Data under study:
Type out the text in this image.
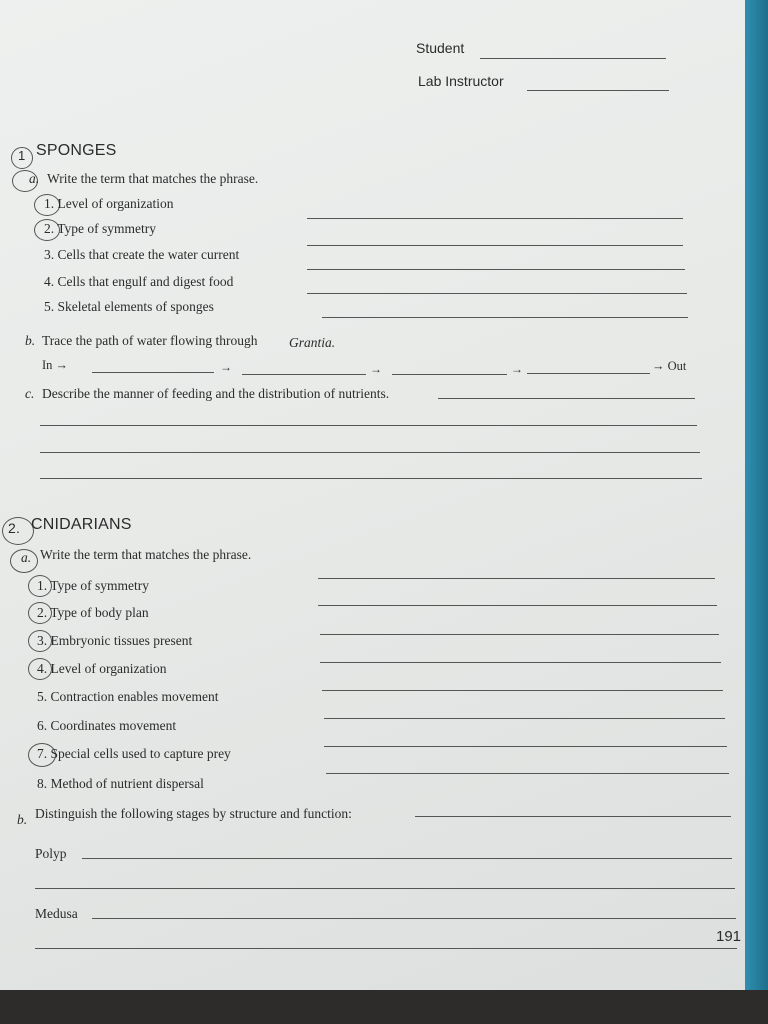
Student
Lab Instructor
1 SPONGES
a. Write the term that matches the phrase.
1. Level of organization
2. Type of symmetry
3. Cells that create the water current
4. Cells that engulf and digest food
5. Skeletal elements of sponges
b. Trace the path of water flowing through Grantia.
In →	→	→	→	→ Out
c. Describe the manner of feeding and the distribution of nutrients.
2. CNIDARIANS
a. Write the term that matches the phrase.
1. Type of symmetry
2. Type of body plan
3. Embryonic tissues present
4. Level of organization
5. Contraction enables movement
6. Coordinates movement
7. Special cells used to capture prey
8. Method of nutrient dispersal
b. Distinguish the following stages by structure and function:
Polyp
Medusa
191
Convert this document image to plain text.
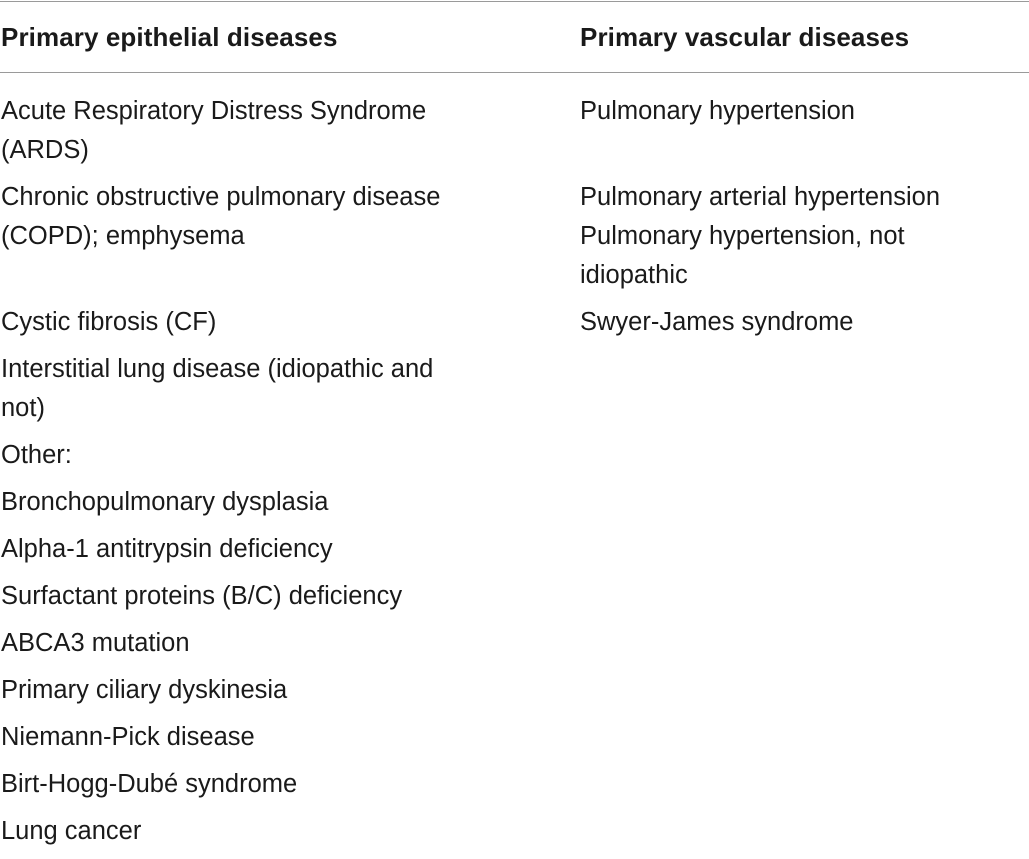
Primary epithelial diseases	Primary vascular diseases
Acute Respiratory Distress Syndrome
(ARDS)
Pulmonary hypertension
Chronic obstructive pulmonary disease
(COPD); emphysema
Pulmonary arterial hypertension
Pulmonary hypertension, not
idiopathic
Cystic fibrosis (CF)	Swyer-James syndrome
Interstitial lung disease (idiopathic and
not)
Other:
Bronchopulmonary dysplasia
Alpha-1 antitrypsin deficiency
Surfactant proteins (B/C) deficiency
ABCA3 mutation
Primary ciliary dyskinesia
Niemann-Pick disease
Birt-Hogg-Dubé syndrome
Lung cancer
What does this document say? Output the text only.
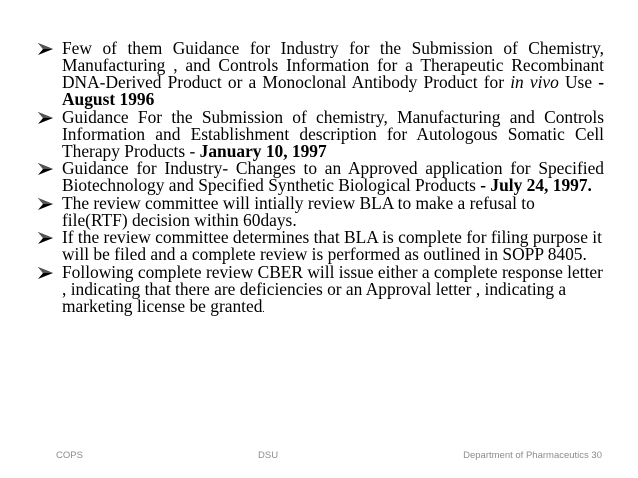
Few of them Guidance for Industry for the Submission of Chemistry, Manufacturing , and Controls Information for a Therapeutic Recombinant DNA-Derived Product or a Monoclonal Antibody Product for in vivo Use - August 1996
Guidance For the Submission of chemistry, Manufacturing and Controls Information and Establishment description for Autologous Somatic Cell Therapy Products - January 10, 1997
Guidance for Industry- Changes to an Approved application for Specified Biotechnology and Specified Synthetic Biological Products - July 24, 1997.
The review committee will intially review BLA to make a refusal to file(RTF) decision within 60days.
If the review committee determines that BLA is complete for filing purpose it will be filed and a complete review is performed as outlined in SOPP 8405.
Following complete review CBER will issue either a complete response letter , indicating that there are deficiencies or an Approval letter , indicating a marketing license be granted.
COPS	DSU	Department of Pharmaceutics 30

Exercise aim: Reproduce the data exactly as it appears above. Pictures are to be left out.

Your solution:
Type out the text in this image.
Student
Lab Instructor
1 SPONGES
a. Write the term that matches the phrase.
1. Level of organization
2. Type of symmetry
3. Cells that create the water current
4. Cells that engulf and digest food
5. Skeletal elements of sponges
b. Trace the path of water flowing through Grantia.
In →	→	→	→	→ Out
c. Describe the manner of feeding and the distribution of nutrients.
2. CNIDARIANS
a. Write the term that matches the phrase.
1. Type of symmetry
2. Type of body plan
3. Embryonic tissues present
4. Level of organization
5. Contraction enables movement
6. Coordinates movement
7. Special cells used to capture prey
8. Method of nutrient dispersal
b. Distinguish the following stages by structure and function:
Polyp
Medusa
191
Convert this document image to plain text.
Primary epithelial diseases	Primary vascular diseases
Acute Respiratory Distress Syndrome
(ARDS)
Pulmonary hypertension
Chronic obstructive pulmonary disease
(COPD); emphysema
Pulmonary arterial hypertension
Pulmonary hypertension, not
idiopathic
Cystic fibrosis (CF)	Swyer-James syndrome
Interstitial lung disease (idiopathic and
not)
Other:
Bronchopulmonary dysplasia
Alpha-1 antitrypsin deficiency
Surfactant proteins (B/C) deficiency
ABCA3 mutation
Primary ciliary dyskinesia
Niemann-Pick disease
Birt-Hogg-Dubé syndrome
Lung cancer
What does this document say? Output the text only.
Few of them Guidance for Industry for the Submission of Chemistry, Manufacturing , and Controls Information for a Therapeutic Recombinant DNA-Derived Product or a Monoclonal Antibody Product for in vivo Use - August 1996
Guidance For the Submission of chemistry, Manufacturing and Controls Information and Establishment description for Autologous Somatic Cell Therapy Products - January 10, 1997
Guidance for Industry- Changes to an Approved application for Specified Biotechnology and Specified Synthetic Biological Products - July 24, 1997.
The review committee will intially review BLA to make a refusal to file(RTF) decision within 60days.
If the review committee determines that BLA is complete for filing purpose it will be filed and a complete review is performed as outlined in SOPP 8405.
Following complete review CBER will issue either a complete response letter , indicating that there are deficiencies or an Approval letter , indicating a marketing license be granted.
COPS	DSU	Department of Pharmaceutics 30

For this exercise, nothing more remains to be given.